----- INPUT RECORDS -----
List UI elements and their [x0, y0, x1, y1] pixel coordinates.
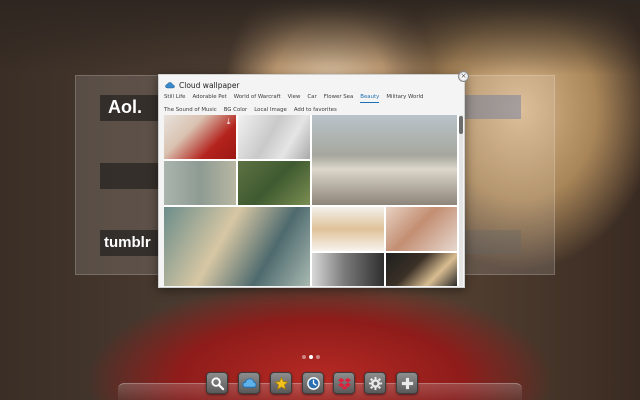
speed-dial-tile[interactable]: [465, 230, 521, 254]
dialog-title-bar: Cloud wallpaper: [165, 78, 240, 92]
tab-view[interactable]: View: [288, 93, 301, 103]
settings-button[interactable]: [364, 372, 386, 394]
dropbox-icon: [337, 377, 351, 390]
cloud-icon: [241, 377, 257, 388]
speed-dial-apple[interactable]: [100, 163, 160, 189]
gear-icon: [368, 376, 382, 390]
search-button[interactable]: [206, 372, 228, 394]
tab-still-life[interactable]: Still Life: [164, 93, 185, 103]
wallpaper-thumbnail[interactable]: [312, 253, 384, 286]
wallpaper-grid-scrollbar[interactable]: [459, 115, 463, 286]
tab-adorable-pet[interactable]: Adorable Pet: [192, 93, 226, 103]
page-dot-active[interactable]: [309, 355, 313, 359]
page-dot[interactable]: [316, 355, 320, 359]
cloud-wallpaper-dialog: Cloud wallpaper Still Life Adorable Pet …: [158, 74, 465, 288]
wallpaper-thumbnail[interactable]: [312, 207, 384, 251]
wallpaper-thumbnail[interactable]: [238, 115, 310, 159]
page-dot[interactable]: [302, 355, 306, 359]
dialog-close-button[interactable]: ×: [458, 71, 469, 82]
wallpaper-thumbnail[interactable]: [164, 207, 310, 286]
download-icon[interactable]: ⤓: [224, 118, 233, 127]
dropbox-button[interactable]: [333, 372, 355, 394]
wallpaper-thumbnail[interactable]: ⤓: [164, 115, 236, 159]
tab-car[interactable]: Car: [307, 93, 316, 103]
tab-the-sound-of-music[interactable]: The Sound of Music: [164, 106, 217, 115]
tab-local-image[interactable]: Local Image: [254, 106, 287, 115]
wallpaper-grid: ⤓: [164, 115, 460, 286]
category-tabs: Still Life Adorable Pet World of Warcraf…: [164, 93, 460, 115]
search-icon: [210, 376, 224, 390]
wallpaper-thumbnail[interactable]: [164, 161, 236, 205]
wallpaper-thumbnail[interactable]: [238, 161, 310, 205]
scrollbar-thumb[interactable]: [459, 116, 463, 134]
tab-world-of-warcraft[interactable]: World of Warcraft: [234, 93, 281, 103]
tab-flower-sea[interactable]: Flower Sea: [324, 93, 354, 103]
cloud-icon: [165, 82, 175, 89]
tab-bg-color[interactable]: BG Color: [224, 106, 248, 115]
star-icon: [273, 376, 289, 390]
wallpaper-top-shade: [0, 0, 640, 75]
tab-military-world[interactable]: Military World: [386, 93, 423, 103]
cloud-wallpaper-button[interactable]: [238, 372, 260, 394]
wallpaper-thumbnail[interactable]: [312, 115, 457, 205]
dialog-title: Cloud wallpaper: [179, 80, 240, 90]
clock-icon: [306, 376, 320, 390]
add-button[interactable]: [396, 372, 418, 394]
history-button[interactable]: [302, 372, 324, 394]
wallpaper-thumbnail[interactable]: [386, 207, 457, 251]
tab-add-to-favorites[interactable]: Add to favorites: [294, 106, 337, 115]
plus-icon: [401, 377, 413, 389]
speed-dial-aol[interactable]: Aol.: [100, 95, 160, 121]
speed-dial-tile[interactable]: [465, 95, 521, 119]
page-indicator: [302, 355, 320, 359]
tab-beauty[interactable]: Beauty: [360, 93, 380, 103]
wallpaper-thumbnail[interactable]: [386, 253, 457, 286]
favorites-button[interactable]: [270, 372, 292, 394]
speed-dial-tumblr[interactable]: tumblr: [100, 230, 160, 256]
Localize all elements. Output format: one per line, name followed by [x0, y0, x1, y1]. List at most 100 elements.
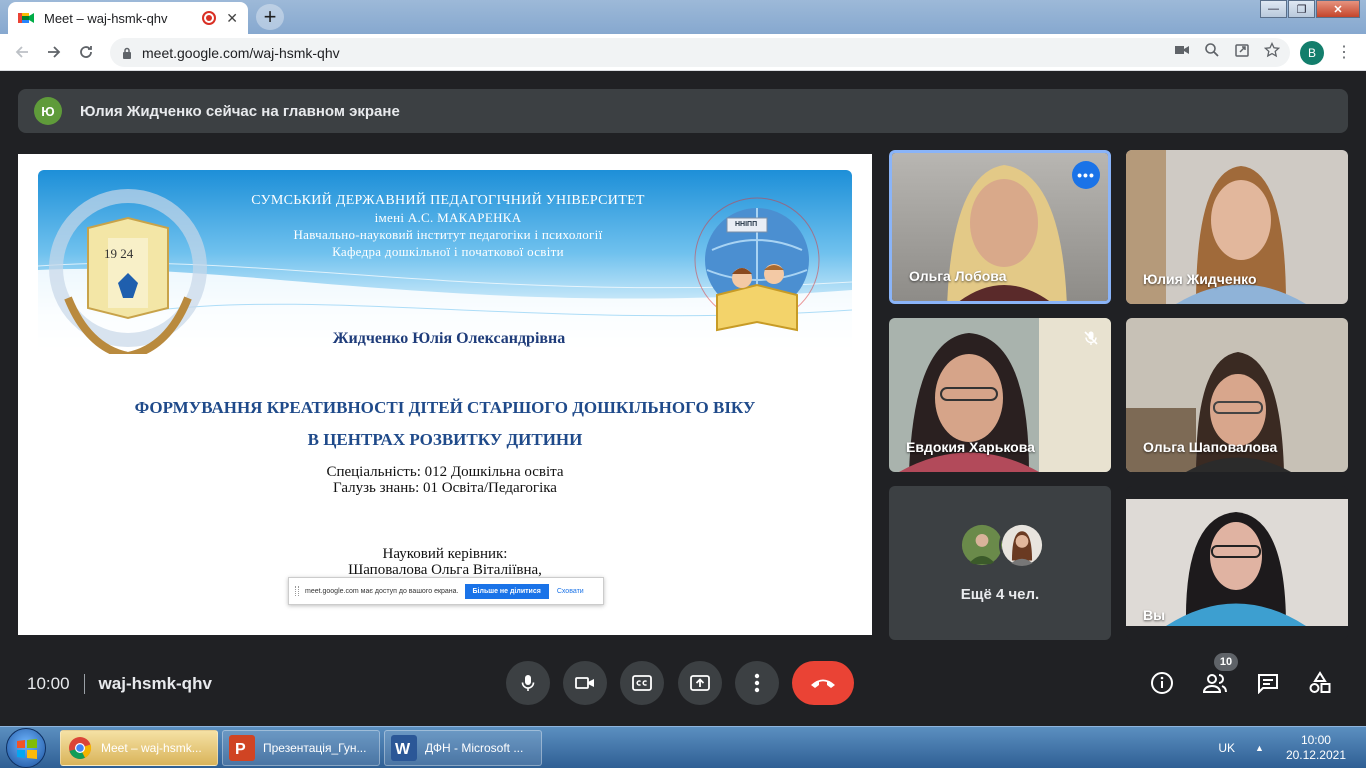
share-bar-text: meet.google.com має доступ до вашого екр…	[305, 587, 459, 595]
-----
Rewrite all the entries with "wallpaper-thumbnail" changed to "wallpaper-preview" each time it appears, keeping everything else the same and leaving out the pictures.

SOLUTION FOR THIS EXERCISE:
List UI elements and their [x0, y0, x1, y1] pixel coordinates.
speed-dial-tile[interactable]: [465, 230, 521, 254]
dialog-title-bar: Cloud wallpaper: [165, 78, 240, 92]
tab-view[interactable]: View: [288, 93, 301, 103]
settings-button[interactable]: [364, 372, 386, 394]
dropbox-icon: [337, 377, 351, 390]
cloud-icon: [241, 377, 257, 388]
speed-dial-apple[interactable]: [100, 163, 160, 189]
gear-icon: [368, 376, 382, 390]
search-button[interactable]: [206, 372, 228, 394]
tab-still-life[interactable]: Still Life: [164, 93, 185, 103]
wallpaper-preview[interactable]: [312, 253, 384, 286]
wallpaper-grid-scrollbar[interactable]: [459, 115, 463, 286]
tab-adorable-pet[interactable]: Adorable Pet: [192, 93, 226, 103]
page-dot-active[interactable]: [309, 355, 313, 359]
page-dot[interactable]: [316, 355, 320, 359]
cloud-wallpaper-dialog: Cloud wallpaper Still Life Adorable Pet …: [158, 74, 465, 288]
wallpaper-preview[interactable]: [312, 207, 384, 251]
wallpaper-preview[interactable]: [238, 115, 310, 159]
page-dot[interactable]: [302, 355, 306, 359]
dialog-close-button[interactable]: ×: [458, 71, 469, 82]
wallpaper-preview[interactable]: [164, 207, 310, 286]
download-icon[interactable]: ⤓: [224, 118, 233, 127]
dropbox-button[interactable]: [333, 372, 355, 394]
wallpaper-preview[interactable]: ⤓: [164, 115, 236, 159]
tab-car[interactable]: Car: [307, 93, 316, 103]
tab-the-sound-of-music[interactable]: The Sound of Music: [164, 106, 217, 115]
tab-local-image[interactable]: Local Image: [254, 106, 287, 115]
wallpaper-grid: ⤓: [164, 115, 460, 286]
category-tabs: Still Life Adorable Pet World of Warcraf…: [164, 93, 460, 115]
search-icon: [210, 376, 224, 390]
wallpaper-preview[interactable]: [164, 161, 236, 205]
wallpaper-preview[interactable]: [238, 161, 310, 205]
scrollbar-thumb[interactable]: [459, 116, 463, 134]
tab-world-of-warcraft[interactable]: World of Warcraft: [234, 93, 281, 103]
tab-flower-sea[interactable]: Flower Sea: [324, 93, 354, 103]
cloud-icon: [165, 82, 175, 89]
tab-bg-color[interactable]: BG Color: [224, 106, 248, 115]
star-icon: [273, 376, 289, 390]
wallpaper-top-shade: [0, 0, 640, 75]
tab-military-world[interactable]: Military World: [386, 93, 423, 103]
cloud-wallpaper-button[interactable]: [238, 372, 260, 394]
wallpaper-preview[interactable]: [312, 115, 457, 205]
dialog-title: Cloud wallpaper: [179, 80, 240, 90]
clock-icon: [306, 376, 320, 390]
add-button[interactable]: [396, 372, 418, 394]
history-button[interactable]: [302, 372, 324, 394]
wallpaper-preview[interactable]: [386, 207, 457, 251]
tab-add-to-favorites[interactable]: Add to favorites: [294, 106, 337, 115]
plus-icon: [401, 377, 413, 389]
speed-dial-aol[interactable]: Aol.: [100, 95, 160, 121]
speed-dial-tile[interactable]: [465, 95, 521, 119]
page-indicator: [302, 355, 320, 359]
tab-beauty[interactable]: Beauty: [360, 93, 380, 103]
wallpaper-preview[interactable]: [386, 253, 457, 286]
favorites-button[interactable]: [270, 372, 292, 394]
speed-dial-tumblr[interactable]: tumblr: [100, 230, 160, 256]
Localize all elements. Output format: one per line, name followed by [x0, y0, x1, y1]. List at most 100 elements.
share-bar-text: meet.google.com має доступ до вашого екр…	[305, 587, 459, 595]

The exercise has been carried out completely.